* [DATA FOR THIS EXERCISE]:
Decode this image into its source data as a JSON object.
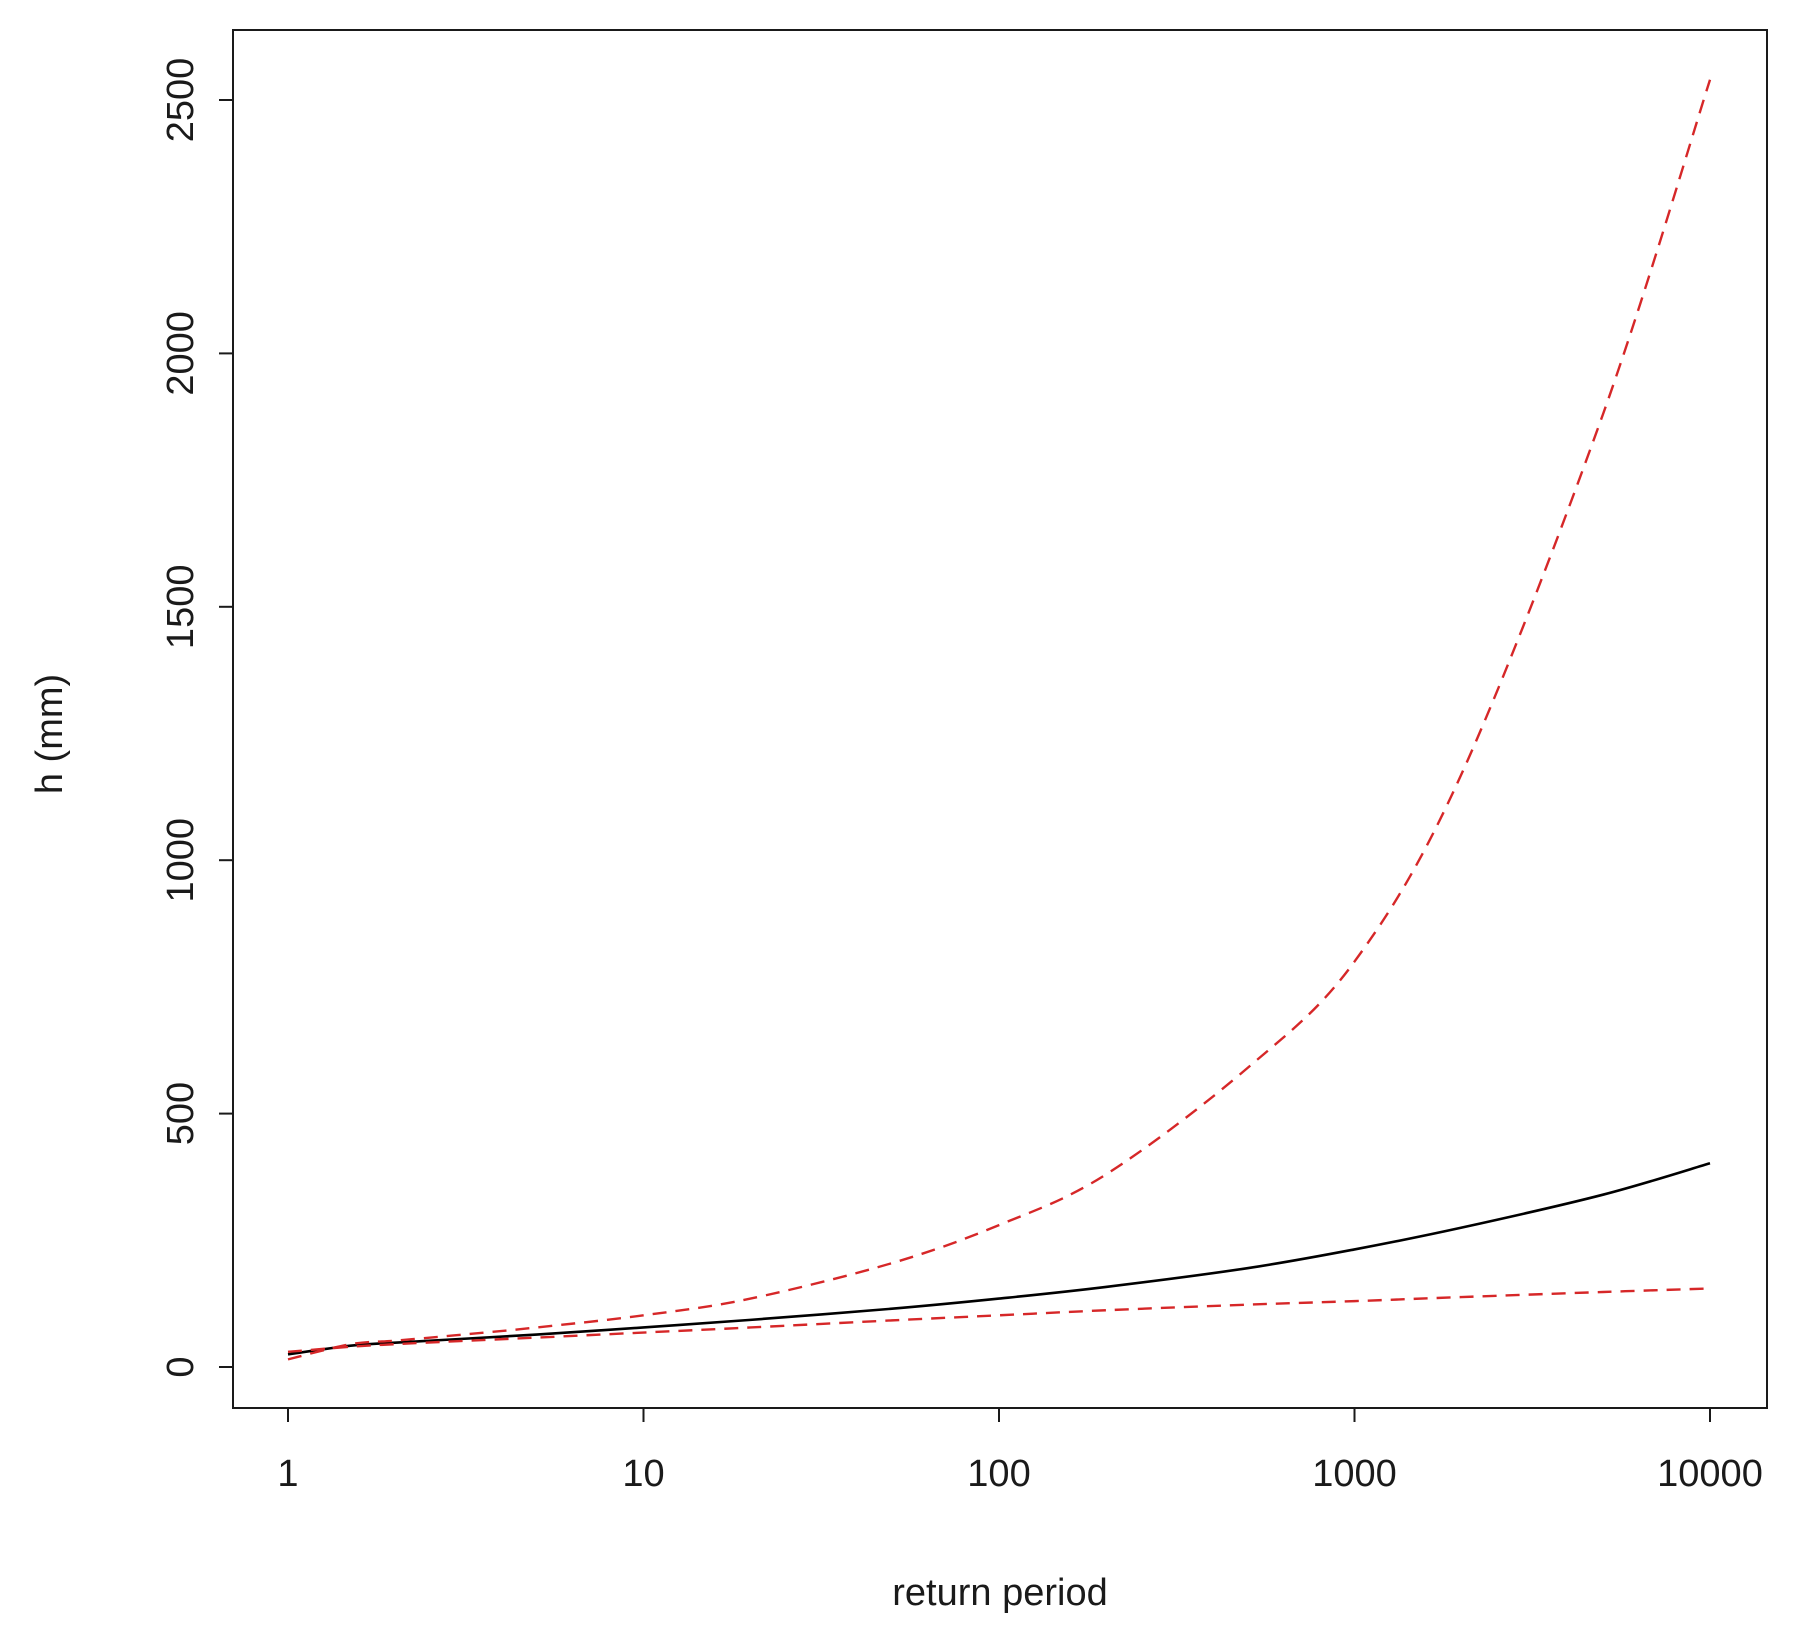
{
  "chart_data": {
    "type": "line",
    "title": "",
    "xlabel": "return period",
    "ylabel": "h (mm)",
    "x_scale": "log",
    "xlim": [
      1,
      10000
    ],
    "ylim": [
      -80,
      2650
    ],
    "x_ticks": [
      1,
      10,
      100,
      1000,
      10000
    ],
    "x_tick_labels": [
      "1",
      "10",
      "100",
      "1000",
      "10000"
    ],
    "y_ticks": [
      0,
      500,
      1000,
      1500,
      2000,
      2500
    ],
    "y_tick_labels": [
      "0",
      "500",
      "1000",
      "1500",
      "2000",
      "2500"
    ],
    "grid": false,
    "legend": "none",
    "x": [
      1,
      1.5,
      2,
      3,
      5,
      10,
      20,
      50,
      100,
      200,
      500,
      1000,
      2000,
      5000,
      10000
    ],
    "series": [
      {
        "style": "solid",
        "color": "#000000",
        "values": [
          25,
          42,
          48,
          55,
          64,
          78,
          93,
          115,
          135,
          158,
          195,
          232,
          275,
          340,
          402
        ]
      },
      {
        "style": "dashed",
        "color": "#d62728",
        "values": [
          15,
          45,
          52,
          63,
          78,
          102,
          135,
          205,
          280,
          380,
          590,
          800,
          1170,
          1880,
          2540
        ]
      },
      {
        "style": "dashed",
        "color": "#d62728",
        "values": [
          30,
          40,
          45,
          51,
          58,
          68,
          78,
          92,
          102,
          112,
          123,
          130,
          138,
          148,
          155
        ]
      }
    ]
  }
}
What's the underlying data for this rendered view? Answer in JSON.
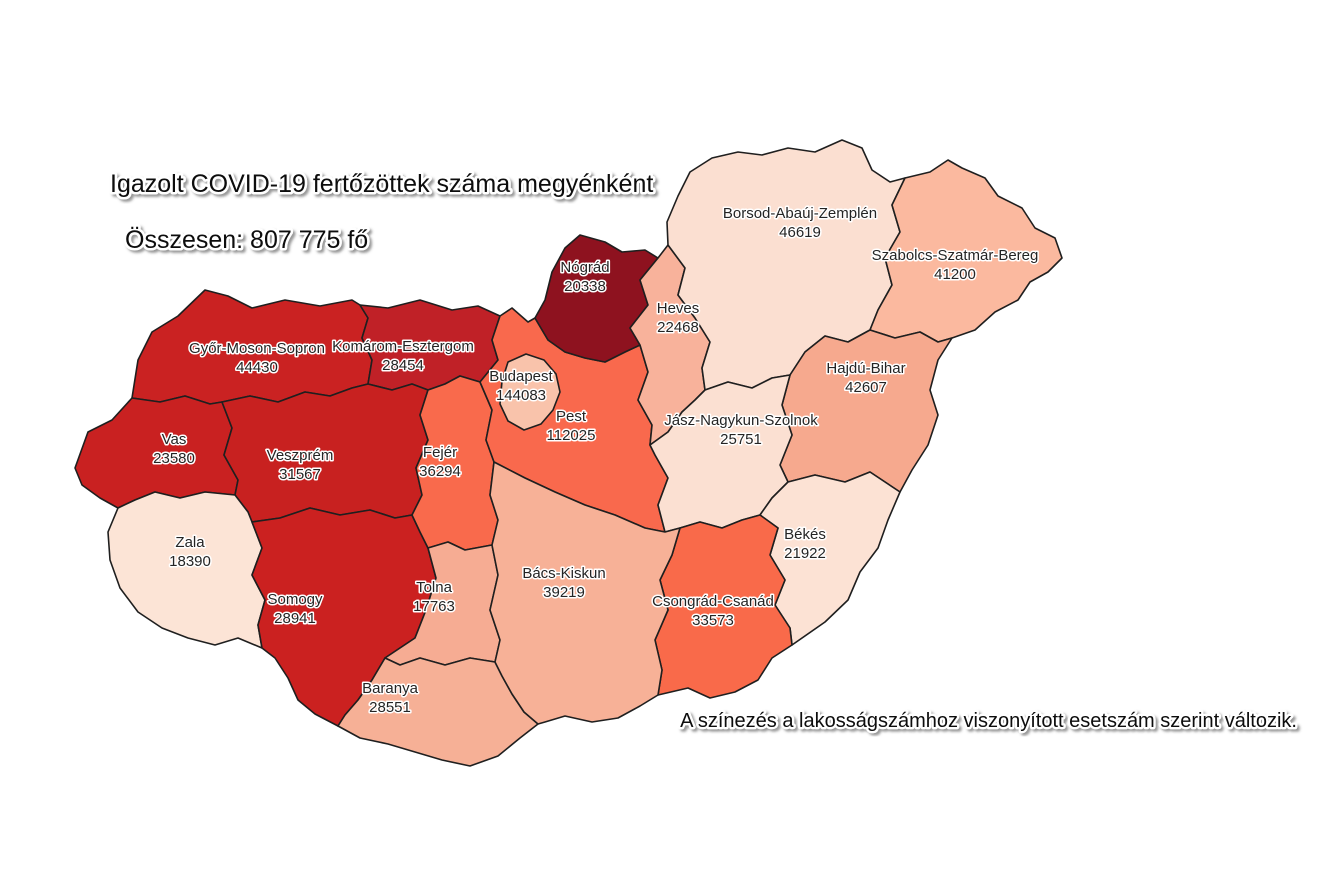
{
  "title": "Igazolt COVID-19 fertőzöttek száma megyénként",
  "subtitle": "Összesen: 807 775 fő",
  "footnote": "A színezés a lakosságszámhoz viszonyított esetszám szerint változik.",
  "colors": {
    "background": "#ffffff",
    "border": "#1f1f1f",
    "label_text": "#242424",
    "label_halo": "#ffffff",
    "scale_lowest": "#fce4d6",
    "scale_highest": "#8e121f"
  },
  "chart_data": {
    "type": "choropleth",
    "region": "Hungary (megyék / counties)",
    "metric": "Igazolt COVID-19 fertőzöttek száma",
    "total": 807775,
    "legend_note": "A színezés a lakosságszámhoz viszonyított esetszám szerint változik.",
    "counties": [
      {
        "name": "Győr-Moson-Sopron",
        "value": 44430,
        "color": "#ca2222",
        "label": [
          257,
          353
        ]
      },
      {
        "name": "Komárom-Esztergom",
        "value": 28454,
        "color": "#c02127",
        "label": [
          403,
          351
        ]
      },
      {
        "name": "Vas",
        "value": 23580,
        "color": "#c92121",
        "label": [
          174,
          444
        ]
      },
      {
        "name": "Veszprém",
        "value": 31567,
        "color": "#c82120",
        "label": [
          300,
          460
        ]
      },
      {
        "name": "Zala",
        "value": 18390,
        "color": "#fce4d6",
        "label": [
          190,
          547
        ]
      },
      {
        "name": "Somogy",
        "value": 28941,
        "color": "#cb2120",
        "label": [
          295,
          604
        ]
      },
      {
        "name": "Fejér",
        "value": 36294,
        "color": "#f96a4c",
        "label": [
          440,
          457
        ]
      },
      {
        "name": "Tolna",
        "value": 17763,
        "color": "#f6ac93",
        "label": [
          434,
          592
        ]
      },
      {
        "name": "Baranya",
        "value": 28551,
        "color": "#f6b096",
        "label": [
          390,
          693
        ]
      },
      {
        "name": "Pest",
        "value": 112025,
        "color": "#f9694d",
        "label": [
          571,
          421
        ]
      },
      {
        "name": "Budapest",
        "value": 144083,
        "color": "#f9c3ab",
        "label": [
          521,
          381
        ]
      },
      {
        "name": "Nógrád",
        "value": 20338,
        "color": "#8e121f",
        "label": [
          585,
          272
        ]
      },
      {
        "name": "Heves",
        "value": 22468,
        "color": "#f8b29b",
        "label": [
          678,
          313
        ]
      },
      {
        "name": "Borsod-Abaúj-Zemplén",
        "value": 46619,
        "color": "#fbdfd1",
        "label": [
          800,
          218
        ]
      },
      {
        "name": "Szabolcs-Szatmár-Bereg",
        "value": 41200,
        "color": "#fbb99f",
        "label": [
          955,
          260
        ]
      },
      {
        "name": "Hajdú-Bihar",
        "value": 42607,
        "color": "#f6a98e",
        "label": [
          866,
          373
        ]
      },
      {
        "name": "Jász-Nagykun-Szolnok",
        "value": 25751,
        "color": "#fbe0d2",
        "label": [
          741,
          425
        ]
      },
      {
        "name": "Békés",
        "value": 21922,
        "color": "#fce2d4",
        "label": [
          805,
          539
        ]
      },
      {
        "name": "Csongrád-Csanád",
        "value": 33573,
        "color": "#f96a4a",
        "label": [
          713,
          606
        ]
      },
      {
        "name": "Bács-Kiskun",
        "value": 39219,
        "color": "#f7b197",
        "label": [
          564,
          578
        ]
      }
    ]
  }
}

* [WHAT YOU NEED TO DO]:
From the entries, copy out each line containing the word "változik".

* [THE OUTPUT]:
  "footnote": "A színezés a lakosságszámhoz viszonyított esetszám szerint változik.",
    "legend_note": "A színezés a lakosságszámhoz viszonyított esetszám szerint változik.",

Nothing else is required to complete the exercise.